* [What is being asked] Repeat the listing exactly as given, omitting every image.
* start Exercise data *
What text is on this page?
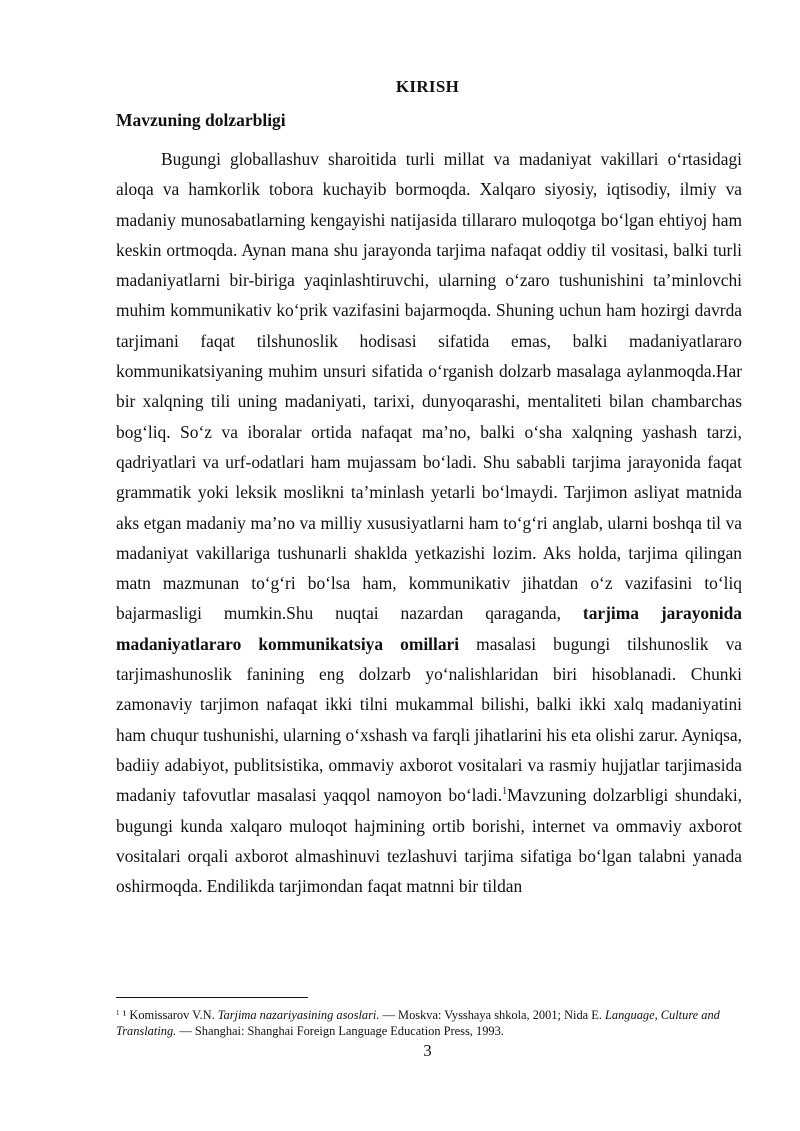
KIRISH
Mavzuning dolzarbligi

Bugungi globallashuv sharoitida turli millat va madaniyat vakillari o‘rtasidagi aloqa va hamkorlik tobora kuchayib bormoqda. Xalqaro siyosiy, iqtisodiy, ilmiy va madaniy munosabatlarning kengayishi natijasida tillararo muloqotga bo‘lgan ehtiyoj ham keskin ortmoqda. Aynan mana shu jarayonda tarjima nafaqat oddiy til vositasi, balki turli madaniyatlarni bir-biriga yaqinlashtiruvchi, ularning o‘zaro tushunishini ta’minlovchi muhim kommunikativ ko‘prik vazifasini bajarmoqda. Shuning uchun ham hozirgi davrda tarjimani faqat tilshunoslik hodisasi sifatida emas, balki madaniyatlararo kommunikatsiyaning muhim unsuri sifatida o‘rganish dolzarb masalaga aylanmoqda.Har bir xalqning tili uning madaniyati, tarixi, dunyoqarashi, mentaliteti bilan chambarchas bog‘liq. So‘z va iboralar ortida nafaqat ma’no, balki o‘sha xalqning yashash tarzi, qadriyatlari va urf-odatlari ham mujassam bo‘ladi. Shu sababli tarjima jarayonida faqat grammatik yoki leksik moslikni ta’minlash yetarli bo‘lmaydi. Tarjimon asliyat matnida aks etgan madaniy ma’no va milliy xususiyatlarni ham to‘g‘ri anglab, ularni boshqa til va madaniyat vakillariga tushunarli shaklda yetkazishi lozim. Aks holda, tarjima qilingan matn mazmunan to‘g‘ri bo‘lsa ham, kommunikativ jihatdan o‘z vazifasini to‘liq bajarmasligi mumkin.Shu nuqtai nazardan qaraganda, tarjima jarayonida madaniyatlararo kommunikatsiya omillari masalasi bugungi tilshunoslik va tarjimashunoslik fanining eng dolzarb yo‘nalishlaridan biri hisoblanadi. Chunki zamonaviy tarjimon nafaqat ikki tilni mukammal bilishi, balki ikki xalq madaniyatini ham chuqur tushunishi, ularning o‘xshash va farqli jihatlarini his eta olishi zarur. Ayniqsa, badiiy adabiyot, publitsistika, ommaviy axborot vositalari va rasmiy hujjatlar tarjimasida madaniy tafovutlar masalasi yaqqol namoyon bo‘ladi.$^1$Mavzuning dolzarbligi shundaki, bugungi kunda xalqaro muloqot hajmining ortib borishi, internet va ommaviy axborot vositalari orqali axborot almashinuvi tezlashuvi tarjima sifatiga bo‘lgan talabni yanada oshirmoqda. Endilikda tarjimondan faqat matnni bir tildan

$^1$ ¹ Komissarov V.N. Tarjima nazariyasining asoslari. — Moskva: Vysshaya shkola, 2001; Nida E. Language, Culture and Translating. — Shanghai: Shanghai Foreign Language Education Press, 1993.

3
* end Exercise data *
* [Complete answer]
What text is on this page?
KIRISH
Mavzuning dolzarbligi

Bugungi globallashuv sharoitida turli millat va madaniyat vakillari o‘rtasidagi aloqa va hamkorlik tobora kuchayib bormoqda. Xalqaro siyosiy, iqtisodiy, ilmiy va madaniy munosabatlarning kengayishi natijasida tillararo muloqotga bo‘lgan ehtiyoj ham keskin ortmoqda. Aynan mana shu jarayonda tarjima nafaqat oddiy til vositasi, balki turli madaniyatlarni bir-biriga yaqinlashtiruvchi, ularning o‘zaro tushunishini ta’minlovchi muhim kommunikativ ko‘prik vazifasini bajarmoqda. Shuning uchun ham hozirgi davrda tarjimani faqat tilshunoslik hodisasi sifatida emas, balki madaniyatlararo kommunikatsiyaning muhim unsuri sifatida o‘rganish dolzarb masalaga aylanmoqda.Har bir xalqning tili uning madaniyati, tarixi, dunyoqarashi, mentaliteti bilan chambarchas bog‘liq. So‘z va iboralar ortida nafaqat ma’no, balki o‘sha xalqning yashash tarzi, qadriyatlari va urf-odatlari ham mujassam bo‘ladi. Shu sababli tarjima jarayonida faqat grammatik yoki leksik moslikni ta’minlash yetarli bo‘lmaydi. Tarjimon asliyat matnida aks etgan madaniy ma’no va milliy xususiyatlarni ham to‘g‘ri anglab, ularni boshqa til va madaniyat vakillariga tushunarli shaklda yetkazishi lozim. Aks holda, tarjima qilingan matn mazmunan to‘g‘ri bo‘lsa ham, kommunikativ jihatdan o‘z vazifasini to‘liq bajarmasligi mumkin.Shu nuqtai nazardan qaraganda, tarjima jarayonida madaniyatlararo kommunikatsiya omillari masalasi bugungi tilshunoslik va tarjimashunoslik fanining eng dolzarb yo‘nalishlaridan biri hisoblanadi. Chunki zamonaviy tarjimon nafaqat ikki tilni mukammal bilishi, balki ikki xalq madaniyatini ham chuqur tushunishi, ularning o‘xshash va farqli jihatlarini his eta olishi zarur. Ayniqsa, badiiy adabiyot, publitsistika, ommaviy axborot vositalari va rasmiy hujjatlar tarjimasida madaniy tafovutlar masalasi yaqqol namoyon bo‘ladi.$^1$Mavzuning dolzarbligi shundaki, bugungi kunda xalqaro muloqot hajmining ortib borishi, internet va ommaviy axborot vositalari orqali axborot almashinuvi tezlashuvi tarjima sifatiga bo‘lgan talabni yanada oshirmoqda. Endilikda tarjimondan faqat matnni bir tildan

$^1$ ¹ Komissarov V.N. Tarjima nazariyasining asoslari. — Moskva: Vysshaya shkola, 2001; Nida E. Language, Culture and Translating. — Shanghai: Shanghai Foreign Language Education Press, 1993.

3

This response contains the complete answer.